## TEXT BLOCK

🤖 AI Summary
Current generative video reasoning methods are constrained at test time by a single-pass generation paradigm, which hinders correction of early logical errors and suffers from inefficient resampling. This work proposes a temporal backtracking search mechanism that, for the first time, shifts the test-time search space onto the temporal axis. By integrating variable-K conditional generation, temporal process validation, and a prefix-based dynamic backtracking strategy, the method enables an iterative “generate–verify–restart” loop within the denoising process of diffusion models. This approach avoids blind resampling and efficiently extends correct trajectories from validated prefixes, substantially enhancing reasoning capabilities in out-of-distribution scenarios. It consistently outperforms Best-of-N baselines under equivalent computational budgets across algorithmic, navigation, and robotic tasks, boosting success rates from a mere 0.7% under single-pass generation to 22.7% in extreme settings.

## DATASET

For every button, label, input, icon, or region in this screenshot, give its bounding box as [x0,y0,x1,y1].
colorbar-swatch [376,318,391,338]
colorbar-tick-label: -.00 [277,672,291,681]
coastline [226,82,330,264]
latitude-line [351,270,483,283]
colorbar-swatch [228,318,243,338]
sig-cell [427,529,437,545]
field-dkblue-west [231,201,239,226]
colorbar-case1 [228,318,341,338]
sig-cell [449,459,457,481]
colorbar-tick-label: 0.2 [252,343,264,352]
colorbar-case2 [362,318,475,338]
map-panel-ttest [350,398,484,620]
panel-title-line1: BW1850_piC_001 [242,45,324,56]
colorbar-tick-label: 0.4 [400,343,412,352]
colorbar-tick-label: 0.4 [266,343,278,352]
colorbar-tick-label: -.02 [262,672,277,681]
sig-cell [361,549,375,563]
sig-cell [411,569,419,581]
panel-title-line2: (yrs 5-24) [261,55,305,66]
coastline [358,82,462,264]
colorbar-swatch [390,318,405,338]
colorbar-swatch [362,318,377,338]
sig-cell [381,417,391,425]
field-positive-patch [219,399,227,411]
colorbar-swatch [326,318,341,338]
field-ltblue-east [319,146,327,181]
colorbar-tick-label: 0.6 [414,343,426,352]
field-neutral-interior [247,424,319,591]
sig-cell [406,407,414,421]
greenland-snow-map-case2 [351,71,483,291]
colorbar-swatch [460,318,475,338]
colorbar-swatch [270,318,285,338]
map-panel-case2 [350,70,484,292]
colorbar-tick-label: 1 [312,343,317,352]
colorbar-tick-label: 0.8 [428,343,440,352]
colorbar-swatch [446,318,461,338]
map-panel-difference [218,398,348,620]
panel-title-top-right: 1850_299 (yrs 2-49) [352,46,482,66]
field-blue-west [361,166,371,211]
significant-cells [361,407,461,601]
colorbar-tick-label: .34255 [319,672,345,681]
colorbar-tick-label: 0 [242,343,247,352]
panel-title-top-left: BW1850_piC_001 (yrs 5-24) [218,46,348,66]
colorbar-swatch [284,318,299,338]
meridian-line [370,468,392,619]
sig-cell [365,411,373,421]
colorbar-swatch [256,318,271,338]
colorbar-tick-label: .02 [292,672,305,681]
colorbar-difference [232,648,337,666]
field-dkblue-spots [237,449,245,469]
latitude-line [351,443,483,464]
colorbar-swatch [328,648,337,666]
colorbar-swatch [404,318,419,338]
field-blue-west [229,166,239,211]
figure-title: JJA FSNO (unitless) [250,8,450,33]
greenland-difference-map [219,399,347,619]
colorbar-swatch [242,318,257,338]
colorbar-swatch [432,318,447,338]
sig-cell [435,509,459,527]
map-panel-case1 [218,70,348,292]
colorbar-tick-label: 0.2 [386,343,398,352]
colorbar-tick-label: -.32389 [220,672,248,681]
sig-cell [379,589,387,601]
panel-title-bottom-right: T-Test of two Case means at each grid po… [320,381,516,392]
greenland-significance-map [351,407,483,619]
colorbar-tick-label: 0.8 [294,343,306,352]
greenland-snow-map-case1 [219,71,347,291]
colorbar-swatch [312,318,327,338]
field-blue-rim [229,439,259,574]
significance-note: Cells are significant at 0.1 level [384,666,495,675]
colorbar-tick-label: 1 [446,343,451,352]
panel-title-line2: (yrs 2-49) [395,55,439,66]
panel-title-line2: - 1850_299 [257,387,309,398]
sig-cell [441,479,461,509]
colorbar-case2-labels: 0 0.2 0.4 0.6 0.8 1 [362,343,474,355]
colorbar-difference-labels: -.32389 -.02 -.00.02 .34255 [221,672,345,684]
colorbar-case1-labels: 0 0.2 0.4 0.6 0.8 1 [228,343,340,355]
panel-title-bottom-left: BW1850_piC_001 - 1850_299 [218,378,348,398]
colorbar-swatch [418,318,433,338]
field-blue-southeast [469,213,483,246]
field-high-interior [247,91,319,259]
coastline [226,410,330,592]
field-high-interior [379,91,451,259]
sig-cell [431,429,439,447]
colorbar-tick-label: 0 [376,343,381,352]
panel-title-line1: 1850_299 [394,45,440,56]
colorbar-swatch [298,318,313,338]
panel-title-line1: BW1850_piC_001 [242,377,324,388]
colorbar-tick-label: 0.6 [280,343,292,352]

## WORK INSTRUCTIONS
• 1. List the three components that the AI summary on temporal backtracking search says the method integrates.
• 2. Write the next part of the AI summary about the temporal backtracking search method for generative video reasoning, continuing after its final sentence.

## WRITTEN ANSWERS
• 1.
1. Variable-K conditional generation
2. Temporal process validation
3. A prefix-based dynamic backtracking strategy

• 2.
📝 Abstract
While test-time scaling has revolutionized reasoning in large language models, generative video reasoning remains bottlenecked by a single-shot paradigm. We demonstrate that searching over denoising steps cannot rescue logically flawed rollouts because spatial trajectories commit early in the diffusion process. Root-level Best-of-N (BoN) sampling is similarly inefficient: reasoning errors cluster early in the temporal axis, and resampling blindly discards verified upstream progress. To unlock effective test-time scaling for video models, we introduce Temporal Backtracking Search (TBS), which shifts the search space to the temporal axis. TBS transforms video generation into an iterative generate-verify-restart loop via three core mechanisms: (1) variable-K conditioning to resume generation from arbitrary clean prefixes; (2) temporal process verification to localize failures and extract valid restart anchors; and (3) prefix-based search to reallocate compute toward extending correct trajectories rather than root resampling. Across algorithmic, navigation, and robotics domains, TBS Pareto-dominates matched-budget BoN. In a strict out-of-distribution setting where one-shot generation collapses (0.7% for BoN), TBS achieves 22.7%, with every solved episode stemming from a restarted branch. Ultimately, TBS reveals that the local reasoning competence of video models far exceeds what single-shot rollouts indicate, providing a scalable test-time framework to unlock it.